ENUNCIADO DA TAREFA — No texto sobre a recuperação judicial da Livraria Cultura, qual era o valor inadimplido do plano de recuperação até 20/10/2022?

TEXTO FORNECIDO —

No entanto, a assembléia de credores não aprovou o ajuste ao plano de recuperação. Alguns credores requereram a retificação de seus votos que, se atendido, permitira alcançar-se o quórum para aprovação do plano, o que foi indeferido pelo juízo, cuja decisão foi reformada pelo TJ-SP (Tribunal de Justiça do Estado de São Paulo) ao homologar o aditamento ao plano de recuperação judicial em 26/5/2021. Em uma clara demonstração de múltiplos participantes e múltiplos equilíbrios; alcançando, ao final, a justiça e o equilíbrio.

Ocorre que, mesmo com a aprovação do ajuste ao plano de recuperação, a Livraria Cultura não mais cumpriu com o plano de recuperação, o que foi noticiado por diversos credores e pelo administrador judicial ainda em 2021, e reiterado por diversas vezes durante o ano de 2022. Os valores do plano de recuperação inadimplidos até 20/10/2022 eram de R$ 2.049.485,89.

Intimada a comprovar o cumprimento do plano de recuperação, a recuperanda manifestou-se genericamente, levando a crer que realmente o plano não estava sendo cumprido, sem qualquer justificativa, corroborado pela ausência de atualização das informações sobre a recuperação judicial em seu site. Além disso, neste período houve suposições de fraudes.

Sem alternativa, foi decretada em 9/2/2023 a falência da Livraria Cultura, ante o descumprimento do plano de recuperação judicial e a falta de fidúcia com os credores, com o juízo e com o administrador judicial; na medida que sequer apresentava os documentos solicitados pelo administrador; mesmo se reconhecendo a importância da livraria para a sociedade. São essas as palavras do Juiz Ralpho de Barros Monteiro Filho

"É notório o papel da Livraria Cultura, de todos conhecida. Notória a sua (até então) importância, e não apenas para a economia, mas para as pessoas, para a sociedade, para a comunidade não apenas de leitores, mas de consumidores em geral. É de todos também sabida a impressão que a Livraria Cultura deixou para o Prêmio Nobel de Literatura José Saramago, que a descreveu como uma linda livraria, uma catedral de livros, moderna, eficaz e bela. Mas a despeito disso tudo, e de ter este juízo exata noção desta importância, é com certa tristeza que se reconhece,no campo jurídico, não ter o Grupo logrado êxito na superação da sua crise."

Analisando as mais de 34 mil páginas de processo, há de se concordar com o magistrado quando afirma: "há que se ponderar que as maiores interessadas para o sucesso da recuperação judicial deveriam ser as próprias recuperandas, pressupondo-se essa intenção pelo ajuizamento do pedido e pela apresentação de uma proposta de pagamento aos credores. Em que pese a presunção, o comportamento das recuperandas nestes autos tem demonstrado muito o contrário: em verdade, em diversos momentos, beira o descaso para com o procedimento recuperacional e para com o Juízo, que deu diversas oportunidades para suas manifestações, mas sem a vinda de conteúdo materialmente útil à comprovação do cumprimento do plano", eis que tanto o juízo quanto o administrador atuaram em prol da recuperação da empresa, atendendo praticamente todos os pedidos do Grupo Cultura e, este último, na mediação principalmente com os bancos.

Algumas linhas —
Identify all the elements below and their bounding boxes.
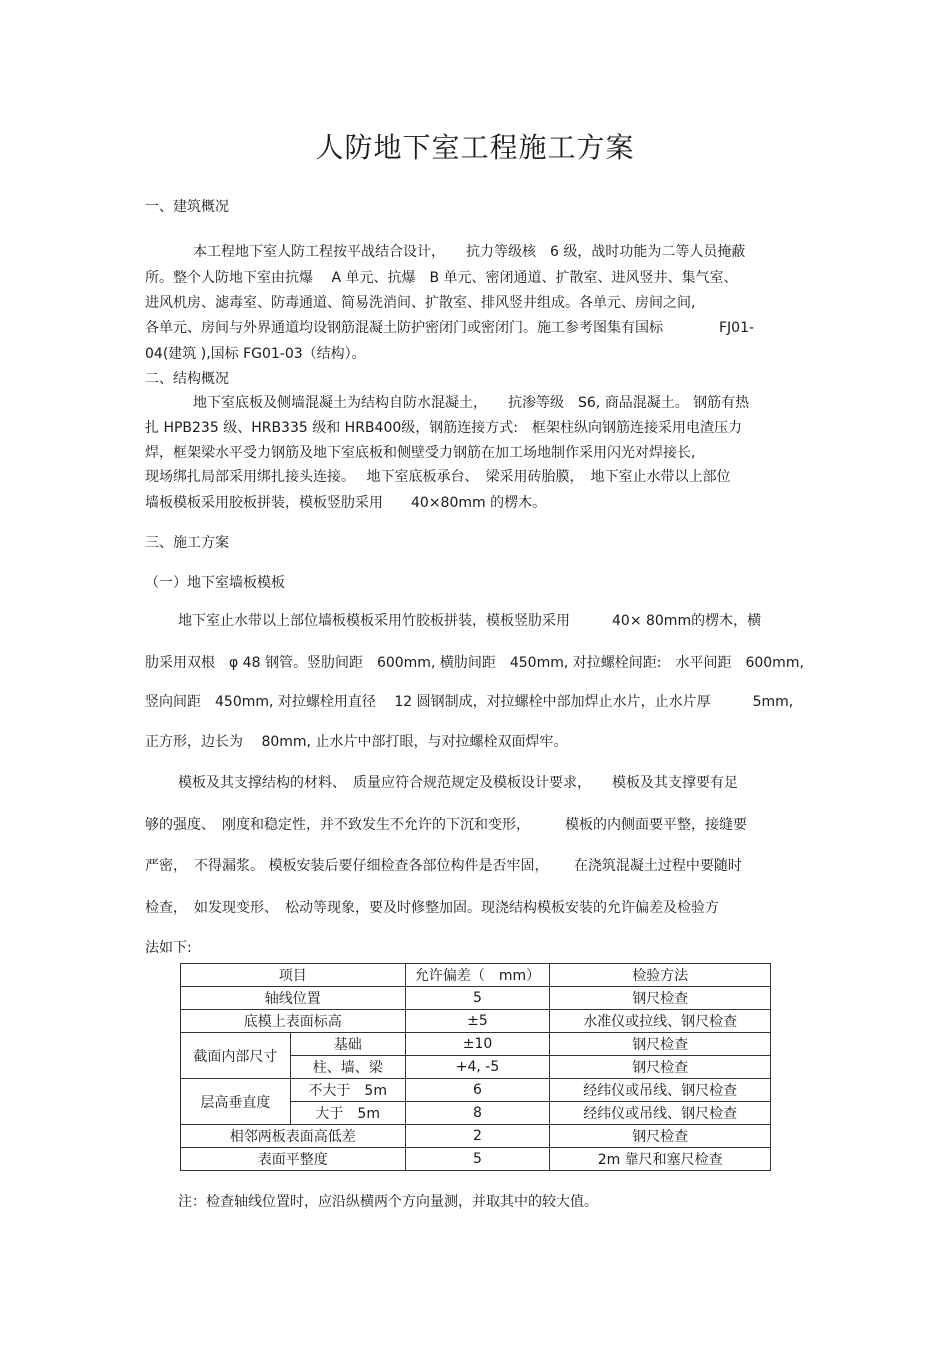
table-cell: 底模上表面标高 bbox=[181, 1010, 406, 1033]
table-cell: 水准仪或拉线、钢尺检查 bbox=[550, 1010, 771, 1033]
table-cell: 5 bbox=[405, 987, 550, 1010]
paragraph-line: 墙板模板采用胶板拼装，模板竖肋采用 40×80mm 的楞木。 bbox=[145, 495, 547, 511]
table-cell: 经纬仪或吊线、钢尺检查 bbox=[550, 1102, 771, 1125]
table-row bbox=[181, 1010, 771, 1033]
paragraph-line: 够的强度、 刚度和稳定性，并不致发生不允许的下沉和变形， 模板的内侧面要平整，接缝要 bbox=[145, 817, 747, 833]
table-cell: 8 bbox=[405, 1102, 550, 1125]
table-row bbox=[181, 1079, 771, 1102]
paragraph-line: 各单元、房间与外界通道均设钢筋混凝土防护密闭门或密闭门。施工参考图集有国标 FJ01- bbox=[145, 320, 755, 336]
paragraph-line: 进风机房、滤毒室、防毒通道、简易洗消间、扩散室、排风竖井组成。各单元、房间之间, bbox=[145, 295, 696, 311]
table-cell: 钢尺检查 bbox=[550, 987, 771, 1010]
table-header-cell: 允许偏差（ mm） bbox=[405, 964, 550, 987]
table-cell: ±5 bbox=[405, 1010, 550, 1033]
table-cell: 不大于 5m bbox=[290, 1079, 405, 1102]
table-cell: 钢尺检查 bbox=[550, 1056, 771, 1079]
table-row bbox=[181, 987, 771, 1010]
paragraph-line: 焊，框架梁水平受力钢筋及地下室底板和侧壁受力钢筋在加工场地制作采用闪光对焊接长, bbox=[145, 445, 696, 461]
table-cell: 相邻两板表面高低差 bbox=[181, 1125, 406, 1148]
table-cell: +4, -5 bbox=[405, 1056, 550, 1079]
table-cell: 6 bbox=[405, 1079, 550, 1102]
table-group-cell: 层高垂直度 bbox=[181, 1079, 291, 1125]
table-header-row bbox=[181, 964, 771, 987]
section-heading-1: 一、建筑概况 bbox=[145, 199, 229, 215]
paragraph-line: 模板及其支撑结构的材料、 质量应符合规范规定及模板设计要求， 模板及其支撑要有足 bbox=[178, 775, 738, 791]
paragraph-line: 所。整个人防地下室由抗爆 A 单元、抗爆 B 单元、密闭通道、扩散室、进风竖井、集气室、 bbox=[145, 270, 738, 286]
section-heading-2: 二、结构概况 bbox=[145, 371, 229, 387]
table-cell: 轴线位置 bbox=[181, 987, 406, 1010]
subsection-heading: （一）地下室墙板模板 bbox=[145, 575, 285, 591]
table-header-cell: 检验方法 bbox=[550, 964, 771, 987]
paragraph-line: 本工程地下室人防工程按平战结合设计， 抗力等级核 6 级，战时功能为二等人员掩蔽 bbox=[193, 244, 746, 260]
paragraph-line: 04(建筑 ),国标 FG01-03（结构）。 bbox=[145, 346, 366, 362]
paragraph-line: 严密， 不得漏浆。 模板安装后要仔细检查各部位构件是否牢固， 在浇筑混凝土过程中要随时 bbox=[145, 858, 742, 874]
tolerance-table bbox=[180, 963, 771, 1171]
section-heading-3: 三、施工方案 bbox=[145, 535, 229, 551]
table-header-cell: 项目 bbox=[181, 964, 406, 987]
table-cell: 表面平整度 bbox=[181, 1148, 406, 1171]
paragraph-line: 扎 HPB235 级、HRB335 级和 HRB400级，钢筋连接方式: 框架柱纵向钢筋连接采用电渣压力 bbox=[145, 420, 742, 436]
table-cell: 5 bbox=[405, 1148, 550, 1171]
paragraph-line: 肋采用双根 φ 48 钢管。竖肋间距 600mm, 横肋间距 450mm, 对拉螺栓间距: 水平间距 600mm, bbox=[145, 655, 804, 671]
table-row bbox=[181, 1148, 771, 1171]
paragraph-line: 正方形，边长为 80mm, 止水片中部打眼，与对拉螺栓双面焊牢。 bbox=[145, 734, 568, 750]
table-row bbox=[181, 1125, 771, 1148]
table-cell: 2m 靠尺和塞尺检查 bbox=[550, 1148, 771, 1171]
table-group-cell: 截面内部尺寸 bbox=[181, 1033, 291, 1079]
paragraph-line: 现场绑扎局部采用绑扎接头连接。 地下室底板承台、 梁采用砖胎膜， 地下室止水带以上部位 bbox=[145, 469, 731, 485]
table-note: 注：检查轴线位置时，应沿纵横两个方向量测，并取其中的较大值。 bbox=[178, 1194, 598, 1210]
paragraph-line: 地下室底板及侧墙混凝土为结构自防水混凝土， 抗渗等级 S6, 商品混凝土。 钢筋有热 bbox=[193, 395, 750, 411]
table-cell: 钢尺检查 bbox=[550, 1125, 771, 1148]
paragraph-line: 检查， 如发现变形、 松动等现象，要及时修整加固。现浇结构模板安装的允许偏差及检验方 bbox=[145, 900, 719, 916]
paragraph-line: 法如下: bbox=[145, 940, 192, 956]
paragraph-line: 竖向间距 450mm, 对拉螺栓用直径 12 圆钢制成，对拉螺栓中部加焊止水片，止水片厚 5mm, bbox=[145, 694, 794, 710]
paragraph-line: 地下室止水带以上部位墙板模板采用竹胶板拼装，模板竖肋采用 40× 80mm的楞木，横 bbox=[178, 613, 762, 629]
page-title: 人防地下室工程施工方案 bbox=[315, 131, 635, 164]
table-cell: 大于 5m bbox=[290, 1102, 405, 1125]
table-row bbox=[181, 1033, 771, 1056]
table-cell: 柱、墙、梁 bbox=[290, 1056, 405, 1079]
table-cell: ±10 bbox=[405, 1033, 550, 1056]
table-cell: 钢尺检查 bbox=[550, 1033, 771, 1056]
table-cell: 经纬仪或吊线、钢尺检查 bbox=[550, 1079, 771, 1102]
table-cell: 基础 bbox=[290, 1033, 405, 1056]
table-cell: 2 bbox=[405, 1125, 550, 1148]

RESULTADO DO EXERCÍCIO — R$ 2.049.485,89.